§ Set problem
From the entries below, copy every line that holds the word "free".

§ Record set
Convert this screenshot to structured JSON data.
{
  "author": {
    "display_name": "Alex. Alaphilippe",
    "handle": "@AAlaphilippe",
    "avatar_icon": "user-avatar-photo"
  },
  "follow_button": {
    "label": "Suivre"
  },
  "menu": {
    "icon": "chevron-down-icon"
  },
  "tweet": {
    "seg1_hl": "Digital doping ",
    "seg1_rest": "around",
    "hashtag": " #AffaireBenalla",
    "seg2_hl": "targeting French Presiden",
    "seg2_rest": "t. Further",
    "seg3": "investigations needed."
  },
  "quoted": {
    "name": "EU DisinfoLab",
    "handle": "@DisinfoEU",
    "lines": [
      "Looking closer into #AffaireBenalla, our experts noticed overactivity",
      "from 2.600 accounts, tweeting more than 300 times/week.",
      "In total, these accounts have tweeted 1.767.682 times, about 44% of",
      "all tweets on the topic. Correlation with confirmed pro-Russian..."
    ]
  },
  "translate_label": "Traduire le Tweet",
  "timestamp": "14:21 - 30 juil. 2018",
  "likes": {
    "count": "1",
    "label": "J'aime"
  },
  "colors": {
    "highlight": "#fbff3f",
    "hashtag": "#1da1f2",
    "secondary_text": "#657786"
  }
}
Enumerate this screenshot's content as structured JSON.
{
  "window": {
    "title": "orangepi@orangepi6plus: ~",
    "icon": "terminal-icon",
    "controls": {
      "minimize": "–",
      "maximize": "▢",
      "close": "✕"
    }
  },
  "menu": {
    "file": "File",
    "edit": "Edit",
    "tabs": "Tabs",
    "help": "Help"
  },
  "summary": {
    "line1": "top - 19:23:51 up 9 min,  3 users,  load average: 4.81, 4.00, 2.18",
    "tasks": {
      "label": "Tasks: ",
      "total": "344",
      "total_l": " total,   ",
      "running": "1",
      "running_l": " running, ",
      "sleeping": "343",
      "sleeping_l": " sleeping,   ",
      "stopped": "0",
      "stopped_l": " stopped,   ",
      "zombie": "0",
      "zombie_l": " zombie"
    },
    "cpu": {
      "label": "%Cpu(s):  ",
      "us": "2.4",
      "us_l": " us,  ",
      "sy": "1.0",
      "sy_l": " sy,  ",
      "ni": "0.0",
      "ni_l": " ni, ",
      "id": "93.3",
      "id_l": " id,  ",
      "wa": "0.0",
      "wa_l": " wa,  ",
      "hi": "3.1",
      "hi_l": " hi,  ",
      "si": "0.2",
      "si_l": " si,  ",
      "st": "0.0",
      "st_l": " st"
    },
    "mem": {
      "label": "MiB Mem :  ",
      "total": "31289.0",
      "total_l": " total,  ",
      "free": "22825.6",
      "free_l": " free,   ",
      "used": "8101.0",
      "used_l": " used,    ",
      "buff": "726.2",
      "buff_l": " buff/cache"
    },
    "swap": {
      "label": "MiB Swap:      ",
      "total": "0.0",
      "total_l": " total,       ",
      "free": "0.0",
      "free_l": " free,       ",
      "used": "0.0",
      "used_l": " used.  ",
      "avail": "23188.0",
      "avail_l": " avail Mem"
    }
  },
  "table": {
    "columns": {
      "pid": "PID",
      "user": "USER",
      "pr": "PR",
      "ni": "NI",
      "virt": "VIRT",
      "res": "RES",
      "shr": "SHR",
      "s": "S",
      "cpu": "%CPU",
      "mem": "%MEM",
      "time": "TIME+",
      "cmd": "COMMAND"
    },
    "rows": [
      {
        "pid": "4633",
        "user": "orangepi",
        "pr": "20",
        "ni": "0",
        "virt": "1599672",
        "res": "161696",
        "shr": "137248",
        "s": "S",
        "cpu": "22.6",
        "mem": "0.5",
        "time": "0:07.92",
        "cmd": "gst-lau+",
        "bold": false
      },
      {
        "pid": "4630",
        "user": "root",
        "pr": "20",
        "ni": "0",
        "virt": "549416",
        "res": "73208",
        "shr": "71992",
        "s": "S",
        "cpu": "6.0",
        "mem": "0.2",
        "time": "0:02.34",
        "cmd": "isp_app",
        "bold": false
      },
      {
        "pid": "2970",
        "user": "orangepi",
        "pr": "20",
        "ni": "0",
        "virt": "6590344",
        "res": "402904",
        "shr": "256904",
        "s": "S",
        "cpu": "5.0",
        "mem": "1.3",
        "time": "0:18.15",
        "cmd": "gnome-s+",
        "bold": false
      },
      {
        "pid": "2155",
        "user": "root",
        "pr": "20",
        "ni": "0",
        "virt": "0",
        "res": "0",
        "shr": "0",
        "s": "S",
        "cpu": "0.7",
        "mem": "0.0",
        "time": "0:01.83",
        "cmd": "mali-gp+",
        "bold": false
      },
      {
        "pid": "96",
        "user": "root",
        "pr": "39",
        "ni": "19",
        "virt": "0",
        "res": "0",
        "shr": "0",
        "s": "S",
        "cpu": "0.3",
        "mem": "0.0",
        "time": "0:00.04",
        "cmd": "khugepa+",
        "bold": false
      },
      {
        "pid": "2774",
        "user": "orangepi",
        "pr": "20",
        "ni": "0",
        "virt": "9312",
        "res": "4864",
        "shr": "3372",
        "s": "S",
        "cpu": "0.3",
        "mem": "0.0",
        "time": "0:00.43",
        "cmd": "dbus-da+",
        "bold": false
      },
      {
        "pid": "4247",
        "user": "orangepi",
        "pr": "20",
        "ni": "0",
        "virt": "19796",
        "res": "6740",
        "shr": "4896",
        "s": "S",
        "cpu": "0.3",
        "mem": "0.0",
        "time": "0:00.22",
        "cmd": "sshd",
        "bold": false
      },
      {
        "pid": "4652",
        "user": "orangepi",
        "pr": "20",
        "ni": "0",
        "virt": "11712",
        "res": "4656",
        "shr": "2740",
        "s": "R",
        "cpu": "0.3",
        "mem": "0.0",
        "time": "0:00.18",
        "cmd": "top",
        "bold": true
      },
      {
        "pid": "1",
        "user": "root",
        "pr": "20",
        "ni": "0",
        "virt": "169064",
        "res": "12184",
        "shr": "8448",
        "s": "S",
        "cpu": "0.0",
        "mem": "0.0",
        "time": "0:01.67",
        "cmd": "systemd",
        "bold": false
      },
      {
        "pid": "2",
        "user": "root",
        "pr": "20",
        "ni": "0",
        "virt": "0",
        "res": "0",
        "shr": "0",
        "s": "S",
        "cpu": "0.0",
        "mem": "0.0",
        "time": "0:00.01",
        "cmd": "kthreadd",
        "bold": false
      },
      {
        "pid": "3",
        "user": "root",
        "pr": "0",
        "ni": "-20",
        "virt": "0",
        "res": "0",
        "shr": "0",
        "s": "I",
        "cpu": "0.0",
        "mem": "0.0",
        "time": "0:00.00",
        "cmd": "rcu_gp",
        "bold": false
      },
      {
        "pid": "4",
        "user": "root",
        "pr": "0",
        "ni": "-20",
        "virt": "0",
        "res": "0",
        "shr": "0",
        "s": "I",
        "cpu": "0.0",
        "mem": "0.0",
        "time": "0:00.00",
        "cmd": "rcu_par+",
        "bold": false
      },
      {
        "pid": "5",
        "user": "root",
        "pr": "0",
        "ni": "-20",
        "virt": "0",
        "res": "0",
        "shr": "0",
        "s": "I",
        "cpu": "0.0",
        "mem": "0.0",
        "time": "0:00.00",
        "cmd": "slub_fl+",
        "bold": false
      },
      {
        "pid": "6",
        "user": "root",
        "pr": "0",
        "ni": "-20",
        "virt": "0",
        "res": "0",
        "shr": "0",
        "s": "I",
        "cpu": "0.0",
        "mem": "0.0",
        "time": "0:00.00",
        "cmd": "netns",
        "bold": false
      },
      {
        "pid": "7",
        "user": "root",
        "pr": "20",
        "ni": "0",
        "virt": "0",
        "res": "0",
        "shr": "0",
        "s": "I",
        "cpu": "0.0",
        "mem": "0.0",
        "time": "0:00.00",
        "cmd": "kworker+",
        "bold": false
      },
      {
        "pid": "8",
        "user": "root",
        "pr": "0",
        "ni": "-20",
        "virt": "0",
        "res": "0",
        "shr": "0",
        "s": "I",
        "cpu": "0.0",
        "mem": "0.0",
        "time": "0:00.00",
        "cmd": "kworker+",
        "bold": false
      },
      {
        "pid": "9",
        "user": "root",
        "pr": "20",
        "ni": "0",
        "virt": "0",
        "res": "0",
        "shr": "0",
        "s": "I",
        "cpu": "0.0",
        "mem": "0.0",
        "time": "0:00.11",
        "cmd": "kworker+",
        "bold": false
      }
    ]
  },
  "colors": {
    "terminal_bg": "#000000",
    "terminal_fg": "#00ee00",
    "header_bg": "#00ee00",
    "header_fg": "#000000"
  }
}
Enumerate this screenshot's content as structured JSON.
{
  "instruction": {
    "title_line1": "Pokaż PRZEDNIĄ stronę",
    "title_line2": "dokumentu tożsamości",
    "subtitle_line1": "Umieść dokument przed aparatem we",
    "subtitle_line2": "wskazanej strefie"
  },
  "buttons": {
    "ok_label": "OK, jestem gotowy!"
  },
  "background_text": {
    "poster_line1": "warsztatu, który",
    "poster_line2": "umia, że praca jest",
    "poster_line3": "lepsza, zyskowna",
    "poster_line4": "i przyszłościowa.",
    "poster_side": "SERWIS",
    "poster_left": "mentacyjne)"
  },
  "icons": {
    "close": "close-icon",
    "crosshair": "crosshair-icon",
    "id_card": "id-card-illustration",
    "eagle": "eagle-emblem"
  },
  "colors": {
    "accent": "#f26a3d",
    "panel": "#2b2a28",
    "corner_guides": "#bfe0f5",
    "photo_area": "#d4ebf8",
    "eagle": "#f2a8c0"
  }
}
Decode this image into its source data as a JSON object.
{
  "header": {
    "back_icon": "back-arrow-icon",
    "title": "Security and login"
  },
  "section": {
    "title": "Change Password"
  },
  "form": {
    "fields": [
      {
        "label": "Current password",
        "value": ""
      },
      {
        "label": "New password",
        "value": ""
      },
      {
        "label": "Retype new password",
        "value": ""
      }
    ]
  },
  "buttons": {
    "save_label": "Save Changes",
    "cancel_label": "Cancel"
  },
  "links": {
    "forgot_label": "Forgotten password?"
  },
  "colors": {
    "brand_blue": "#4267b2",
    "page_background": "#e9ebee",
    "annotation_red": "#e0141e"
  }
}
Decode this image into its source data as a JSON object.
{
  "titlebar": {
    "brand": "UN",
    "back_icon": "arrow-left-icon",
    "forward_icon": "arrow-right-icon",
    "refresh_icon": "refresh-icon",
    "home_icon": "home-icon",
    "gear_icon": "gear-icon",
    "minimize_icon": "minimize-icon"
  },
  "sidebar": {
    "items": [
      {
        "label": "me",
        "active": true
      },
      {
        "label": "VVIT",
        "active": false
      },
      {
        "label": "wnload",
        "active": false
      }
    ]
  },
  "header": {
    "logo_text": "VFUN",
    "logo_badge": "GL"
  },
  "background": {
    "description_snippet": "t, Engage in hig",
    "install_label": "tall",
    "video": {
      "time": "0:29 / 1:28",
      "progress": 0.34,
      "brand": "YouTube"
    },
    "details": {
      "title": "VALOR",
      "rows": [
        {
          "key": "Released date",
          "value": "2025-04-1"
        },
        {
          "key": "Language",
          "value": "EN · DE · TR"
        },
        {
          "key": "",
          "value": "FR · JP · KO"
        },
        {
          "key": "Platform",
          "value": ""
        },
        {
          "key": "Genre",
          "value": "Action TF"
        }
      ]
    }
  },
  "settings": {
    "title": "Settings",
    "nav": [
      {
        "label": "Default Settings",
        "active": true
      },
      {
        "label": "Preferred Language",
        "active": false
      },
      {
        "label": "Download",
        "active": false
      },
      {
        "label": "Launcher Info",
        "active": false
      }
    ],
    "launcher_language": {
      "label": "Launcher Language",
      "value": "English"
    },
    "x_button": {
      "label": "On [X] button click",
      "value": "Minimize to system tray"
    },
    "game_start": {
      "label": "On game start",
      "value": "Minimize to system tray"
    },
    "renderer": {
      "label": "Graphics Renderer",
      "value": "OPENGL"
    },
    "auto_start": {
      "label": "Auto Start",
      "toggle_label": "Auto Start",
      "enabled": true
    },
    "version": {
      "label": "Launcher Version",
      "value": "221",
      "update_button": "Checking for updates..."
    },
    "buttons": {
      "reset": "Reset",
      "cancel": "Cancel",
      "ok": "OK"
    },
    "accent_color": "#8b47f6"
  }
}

§ Result for this task
      "free": "22825.6",
      "free_l": " free,   ",
      "free": "0.0",
      "free_l": " free,       ",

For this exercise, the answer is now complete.